PROBLEM DETAILS
Change "instance" to "replica" in the discussion of backward compatibility, and write out the part between "2) now incoming" and "the older version.", inclusive.

SELECTION
It also helps with zero-downtime deployments:

1) spawn a new instance of the service with the new API, side by side with the old one

2) now incoming traffic (which still expects the old API) is routed to the new instance with the new API, and it's OK, because it's backward-compatible

3) shut down the old instance

4) eventually some time later all clients are switched to the new API, we can delete the old code

1 comments

How can accumulation of versions be prevented? Now the same team has to maintain two products, and the underlying mechanism is still limited by the older version.

Anecdotally, a robust backward-compatibility has been seen as a hinderance to e.g. Java's progress (so much that a newer language, Kotlin, was created to break free from that burden).

There isn't really a solution to version bloat aside from good processes and general diligence. There's no easy way to handle that sort of thing, unfortunately.

However, I do think it can be easier to deal with for internal services then for something like Java. When the number of users is in the dozens rather then the millions, it's a lot easier to make sure everyone gets moved over to the new version.

(Spatial annotation entries)
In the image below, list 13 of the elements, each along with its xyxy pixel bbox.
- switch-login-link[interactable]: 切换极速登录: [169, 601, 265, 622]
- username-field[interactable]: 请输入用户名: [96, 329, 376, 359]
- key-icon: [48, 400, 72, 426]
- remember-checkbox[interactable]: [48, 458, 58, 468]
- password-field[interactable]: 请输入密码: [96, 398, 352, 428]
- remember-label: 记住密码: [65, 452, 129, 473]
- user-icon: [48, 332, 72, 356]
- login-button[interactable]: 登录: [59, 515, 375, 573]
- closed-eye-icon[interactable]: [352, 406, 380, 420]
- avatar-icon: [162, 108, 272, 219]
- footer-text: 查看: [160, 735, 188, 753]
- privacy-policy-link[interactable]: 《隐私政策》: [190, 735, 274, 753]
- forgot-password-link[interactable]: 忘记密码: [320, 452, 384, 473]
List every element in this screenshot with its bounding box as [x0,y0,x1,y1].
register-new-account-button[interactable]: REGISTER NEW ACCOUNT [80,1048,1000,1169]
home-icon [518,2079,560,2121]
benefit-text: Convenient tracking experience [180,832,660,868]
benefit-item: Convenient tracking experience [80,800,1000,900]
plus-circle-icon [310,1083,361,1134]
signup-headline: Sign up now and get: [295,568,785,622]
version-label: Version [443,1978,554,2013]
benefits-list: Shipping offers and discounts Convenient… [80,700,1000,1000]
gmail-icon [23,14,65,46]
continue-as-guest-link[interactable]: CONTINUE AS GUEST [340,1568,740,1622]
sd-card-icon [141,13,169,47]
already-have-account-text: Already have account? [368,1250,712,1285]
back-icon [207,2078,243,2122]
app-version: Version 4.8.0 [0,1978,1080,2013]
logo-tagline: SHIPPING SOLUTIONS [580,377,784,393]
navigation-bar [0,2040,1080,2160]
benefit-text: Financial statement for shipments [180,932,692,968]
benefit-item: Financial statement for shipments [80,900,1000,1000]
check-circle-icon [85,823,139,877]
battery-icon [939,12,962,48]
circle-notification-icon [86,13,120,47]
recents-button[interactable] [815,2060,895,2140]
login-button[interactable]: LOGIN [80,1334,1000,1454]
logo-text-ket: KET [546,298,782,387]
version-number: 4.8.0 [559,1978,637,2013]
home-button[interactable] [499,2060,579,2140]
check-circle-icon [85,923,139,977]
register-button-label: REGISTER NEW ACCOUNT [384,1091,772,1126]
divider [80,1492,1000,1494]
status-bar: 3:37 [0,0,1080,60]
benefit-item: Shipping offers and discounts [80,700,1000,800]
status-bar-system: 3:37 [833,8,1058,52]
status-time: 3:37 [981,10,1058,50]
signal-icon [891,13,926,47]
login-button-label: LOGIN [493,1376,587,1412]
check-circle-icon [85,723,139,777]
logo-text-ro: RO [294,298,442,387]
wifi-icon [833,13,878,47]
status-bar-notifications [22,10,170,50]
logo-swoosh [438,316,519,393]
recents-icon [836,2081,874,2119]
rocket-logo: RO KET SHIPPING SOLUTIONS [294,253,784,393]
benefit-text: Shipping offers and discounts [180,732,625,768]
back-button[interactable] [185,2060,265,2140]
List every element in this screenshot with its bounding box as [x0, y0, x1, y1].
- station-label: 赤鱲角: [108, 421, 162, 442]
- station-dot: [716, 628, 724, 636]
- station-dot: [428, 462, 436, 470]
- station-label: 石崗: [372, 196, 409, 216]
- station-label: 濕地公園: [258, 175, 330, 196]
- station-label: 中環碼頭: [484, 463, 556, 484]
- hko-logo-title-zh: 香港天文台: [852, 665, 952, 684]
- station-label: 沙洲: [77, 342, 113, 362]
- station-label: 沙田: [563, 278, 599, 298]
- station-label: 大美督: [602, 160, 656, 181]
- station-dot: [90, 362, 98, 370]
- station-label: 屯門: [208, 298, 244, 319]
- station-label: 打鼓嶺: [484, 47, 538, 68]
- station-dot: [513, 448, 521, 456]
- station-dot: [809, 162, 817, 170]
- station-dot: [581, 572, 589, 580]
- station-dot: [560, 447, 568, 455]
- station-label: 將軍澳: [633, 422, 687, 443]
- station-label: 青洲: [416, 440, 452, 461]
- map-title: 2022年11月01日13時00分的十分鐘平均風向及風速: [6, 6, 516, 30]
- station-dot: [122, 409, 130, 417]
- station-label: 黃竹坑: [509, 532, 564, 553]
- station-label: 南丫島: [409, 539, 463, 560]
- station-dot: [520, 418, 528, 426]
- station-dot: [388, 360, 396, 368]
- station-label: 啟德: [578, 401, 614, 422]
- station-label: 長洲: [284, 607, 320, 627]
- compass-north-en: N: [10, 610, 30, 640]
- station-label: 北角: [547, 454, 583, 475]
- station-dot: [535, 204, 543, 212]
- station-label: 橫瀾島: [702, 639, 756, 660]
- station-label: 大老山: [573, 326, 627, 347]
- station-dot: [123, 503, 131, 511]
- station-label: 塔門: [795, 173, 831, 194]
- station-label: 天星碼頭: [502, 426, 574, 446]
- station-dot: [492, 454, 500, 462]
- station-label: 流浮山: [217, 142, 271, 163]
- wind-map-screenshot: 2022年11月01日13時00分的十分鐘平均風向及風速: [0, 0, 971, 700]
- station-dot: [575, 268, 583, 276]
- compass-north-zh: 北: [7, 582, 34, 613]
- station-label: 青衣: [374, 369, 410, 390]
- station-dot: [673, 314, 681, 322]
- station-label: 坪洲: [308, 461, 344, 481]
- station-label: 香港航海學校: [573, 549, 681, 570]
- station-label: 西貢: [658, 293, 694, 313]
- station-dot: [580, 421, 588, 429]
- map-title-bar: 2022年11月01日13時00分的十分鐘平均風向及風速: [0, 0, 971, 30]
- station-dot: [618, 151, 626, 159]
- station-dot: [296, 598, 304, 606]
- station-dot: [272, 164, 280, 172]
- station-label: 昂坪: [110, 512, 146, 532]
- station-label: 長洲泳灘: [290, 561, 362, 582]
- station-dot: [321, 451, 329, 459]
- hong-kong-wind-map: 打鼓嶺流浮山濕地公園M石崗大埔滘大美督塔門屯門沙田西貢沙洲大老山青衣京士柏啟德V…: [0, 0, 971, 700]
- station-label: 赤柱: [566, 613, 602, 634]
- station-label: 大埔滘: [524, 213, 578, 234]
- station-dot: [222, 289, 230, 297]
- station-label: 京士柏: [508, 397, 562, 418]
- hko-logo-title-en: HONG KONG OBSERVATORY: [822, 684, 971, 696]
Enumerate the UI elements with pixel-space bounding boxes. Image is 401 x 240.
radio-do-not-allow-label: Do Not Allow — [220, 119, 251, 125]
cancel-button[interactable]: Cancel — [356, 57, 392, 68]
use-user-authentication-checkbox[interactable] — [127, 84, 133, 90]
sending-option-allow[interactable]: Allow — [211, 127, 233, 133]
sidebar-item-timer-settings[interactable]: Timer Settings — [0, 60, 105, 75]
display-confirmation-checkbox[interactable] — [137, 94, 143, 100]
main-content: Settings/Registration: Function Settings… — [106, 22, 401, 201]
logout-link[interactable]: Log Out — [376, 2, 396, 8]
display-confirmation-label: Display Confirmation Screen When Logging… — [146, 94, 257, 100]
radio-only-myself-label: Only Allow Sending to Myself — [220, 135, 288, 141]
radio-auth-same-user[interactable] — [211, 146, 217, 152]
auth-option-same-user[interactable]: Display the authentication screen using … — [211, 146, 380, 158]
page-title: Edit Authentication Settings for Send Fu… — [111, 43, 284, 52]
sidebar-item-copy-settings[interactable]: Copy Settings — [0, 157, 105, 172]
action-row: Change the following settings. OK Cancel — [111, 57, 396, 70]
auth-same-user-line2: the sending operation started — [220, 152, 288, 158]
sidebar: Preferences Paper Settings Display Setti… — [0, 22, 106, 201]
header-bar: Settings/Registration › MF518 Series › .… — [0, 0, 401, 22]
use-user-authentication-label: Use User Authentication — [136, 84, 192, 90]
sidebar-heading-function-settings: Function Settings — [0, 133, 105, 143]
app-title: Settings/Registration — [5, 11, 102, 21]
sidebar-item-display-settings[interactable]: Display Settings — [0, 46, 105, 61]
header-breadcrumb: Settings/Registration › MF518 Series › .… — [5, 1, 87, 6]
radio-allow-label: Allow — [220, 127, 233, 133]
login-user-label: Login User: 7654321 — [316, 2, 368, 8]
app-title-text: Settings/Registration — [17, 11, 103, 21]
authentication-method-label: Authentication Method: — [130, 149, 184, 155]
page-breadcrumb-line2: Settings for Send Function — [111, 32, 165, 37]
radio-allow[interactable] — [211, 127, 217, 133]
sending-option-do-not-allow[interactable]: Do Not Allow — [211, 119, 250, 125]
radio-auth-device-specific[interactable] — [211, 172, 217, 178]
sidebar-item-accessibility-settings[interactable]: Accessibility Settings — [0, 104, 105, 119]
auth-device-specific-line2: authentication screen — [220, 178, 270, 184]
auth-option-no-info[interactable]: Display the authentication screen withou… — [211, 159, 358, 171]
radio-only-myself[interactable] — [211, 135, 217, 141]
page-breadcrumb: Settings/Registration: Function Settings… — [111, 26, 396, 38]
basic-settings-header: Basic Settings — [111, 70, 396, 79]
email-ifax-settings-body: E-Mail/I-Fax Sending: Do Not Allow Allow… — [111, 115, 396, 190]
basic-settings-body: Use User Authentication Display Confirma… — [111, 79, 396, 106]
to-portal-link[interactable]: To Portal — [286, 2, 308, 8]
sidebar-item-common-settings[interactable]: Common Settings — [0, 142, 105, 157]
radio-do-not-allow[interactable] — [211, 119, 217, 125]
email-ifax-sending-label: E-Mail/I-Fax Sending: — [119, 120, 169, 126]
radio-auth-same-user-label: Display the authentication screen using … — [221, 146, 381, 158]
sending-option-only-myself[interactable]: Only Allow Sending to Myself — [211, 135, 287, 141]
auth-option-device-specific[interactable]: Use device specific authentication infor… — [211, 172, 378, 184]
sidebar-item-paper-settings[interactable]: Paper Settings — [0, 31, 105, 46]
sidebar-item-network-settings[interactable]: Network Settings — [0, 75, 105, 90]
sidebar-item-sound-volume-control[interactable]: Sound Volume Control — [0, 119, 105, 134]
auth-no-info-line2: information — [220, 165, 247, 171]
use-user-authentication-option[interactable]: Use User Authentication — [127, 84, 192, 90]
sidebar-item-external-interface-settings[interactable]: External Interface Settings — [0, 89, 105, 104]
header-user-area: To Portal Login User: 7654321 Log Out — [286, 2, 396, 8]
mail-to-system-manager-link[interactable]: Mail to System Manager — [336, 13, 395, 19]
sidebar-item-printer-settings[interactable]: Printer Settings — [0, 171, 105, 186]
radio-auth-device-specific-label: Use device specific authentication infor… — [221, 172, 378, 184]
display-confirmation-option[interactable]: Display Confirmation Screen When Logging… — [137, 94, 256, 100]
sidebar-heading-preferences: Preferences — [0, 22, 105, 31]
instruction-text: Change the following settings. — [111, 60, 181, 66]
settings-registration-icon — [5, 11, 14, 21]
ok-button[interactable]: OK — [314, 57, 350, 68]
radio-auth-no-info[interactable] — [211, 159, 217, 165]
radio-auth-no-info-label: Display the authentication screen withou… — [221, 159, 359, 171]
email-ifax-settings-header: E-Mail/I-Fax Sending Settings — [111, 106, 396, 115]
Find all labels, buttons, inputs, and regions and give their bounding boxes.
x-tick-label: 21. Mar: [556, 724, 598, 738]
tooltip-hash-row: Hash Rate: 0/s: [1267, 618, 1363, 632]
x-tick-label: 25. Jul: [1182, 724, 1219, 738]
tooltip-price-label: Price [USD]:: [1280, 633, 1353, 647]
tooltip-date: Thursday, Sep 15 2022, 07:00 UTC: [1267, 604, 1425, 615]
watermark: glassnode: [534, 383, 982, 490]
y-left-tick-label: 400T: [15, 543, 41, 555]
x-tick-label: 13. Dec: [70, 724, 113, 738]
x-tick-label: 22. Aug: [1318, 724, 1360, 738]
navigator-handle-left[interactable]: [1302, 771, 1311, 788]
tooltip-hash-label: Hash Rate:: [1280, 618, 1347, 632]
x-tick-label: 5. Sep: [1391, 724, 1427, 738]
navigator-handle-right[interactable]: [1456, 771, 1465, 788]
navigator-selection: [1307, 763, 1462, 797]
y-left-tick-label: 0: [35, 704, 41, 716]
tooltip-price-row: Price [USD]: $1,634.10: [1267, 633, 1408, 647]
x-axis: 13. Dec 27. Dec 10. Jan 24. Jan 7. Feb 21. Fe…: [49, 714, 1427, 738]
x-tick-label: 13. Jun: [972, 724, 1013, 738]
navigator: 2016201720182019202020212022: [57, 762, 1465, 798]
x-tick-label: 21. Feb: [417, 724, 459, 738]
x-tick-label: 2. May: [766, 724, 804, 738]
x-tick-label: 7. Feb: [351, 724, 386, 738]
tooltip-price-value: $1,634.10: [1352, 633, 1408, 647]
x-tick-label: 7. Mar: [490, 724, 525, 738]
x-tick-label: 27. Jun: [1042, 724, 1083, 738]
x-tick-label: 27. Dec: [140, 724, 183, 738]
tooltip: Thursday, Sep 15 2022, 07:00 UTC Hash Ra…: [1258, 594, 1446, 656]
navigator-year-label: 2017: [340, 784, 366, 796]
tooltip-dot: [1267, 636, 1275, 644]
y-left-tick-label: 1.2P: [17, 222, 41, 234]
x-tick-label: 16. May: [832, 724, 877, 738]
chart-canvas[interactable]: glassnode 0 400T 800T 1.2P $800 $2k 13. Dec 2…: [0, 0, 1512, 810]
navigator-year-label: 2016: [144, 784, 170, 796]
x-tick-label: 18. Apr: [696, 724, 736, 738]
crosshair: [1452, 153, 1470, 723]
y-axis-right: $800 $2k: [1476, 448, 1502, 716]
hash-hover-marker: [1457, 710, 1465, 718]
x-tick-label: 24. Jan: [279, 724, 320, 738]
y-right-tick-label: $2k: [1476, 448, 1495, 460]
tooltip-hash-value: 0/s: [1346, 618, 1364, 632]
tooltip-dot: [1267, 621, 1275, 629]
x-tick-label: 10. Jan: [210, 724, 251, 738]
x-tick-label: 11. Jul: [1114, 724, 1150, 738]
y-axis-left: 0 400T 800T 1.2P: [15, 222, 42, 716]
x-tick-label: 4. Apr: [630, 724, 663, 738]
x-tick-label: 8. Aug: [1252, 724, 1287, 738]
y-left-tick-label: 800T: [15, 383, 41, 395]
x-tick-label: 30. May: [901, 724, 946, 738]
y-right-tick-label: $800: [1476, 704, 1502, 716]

TASK RESPONSE
2) now incoming traffic (which still expects the old API) is routed to the new replica with the new API, and it's OK, because it's backward-compatible

3) shut down the old replica

4) eventually some time later all clients are switched to the new API, we can delete the old code

1 comments

How can accumulation of versions be prevented? Now the same team has to maintain two products, and the underlying mechanism is still limited by the older version.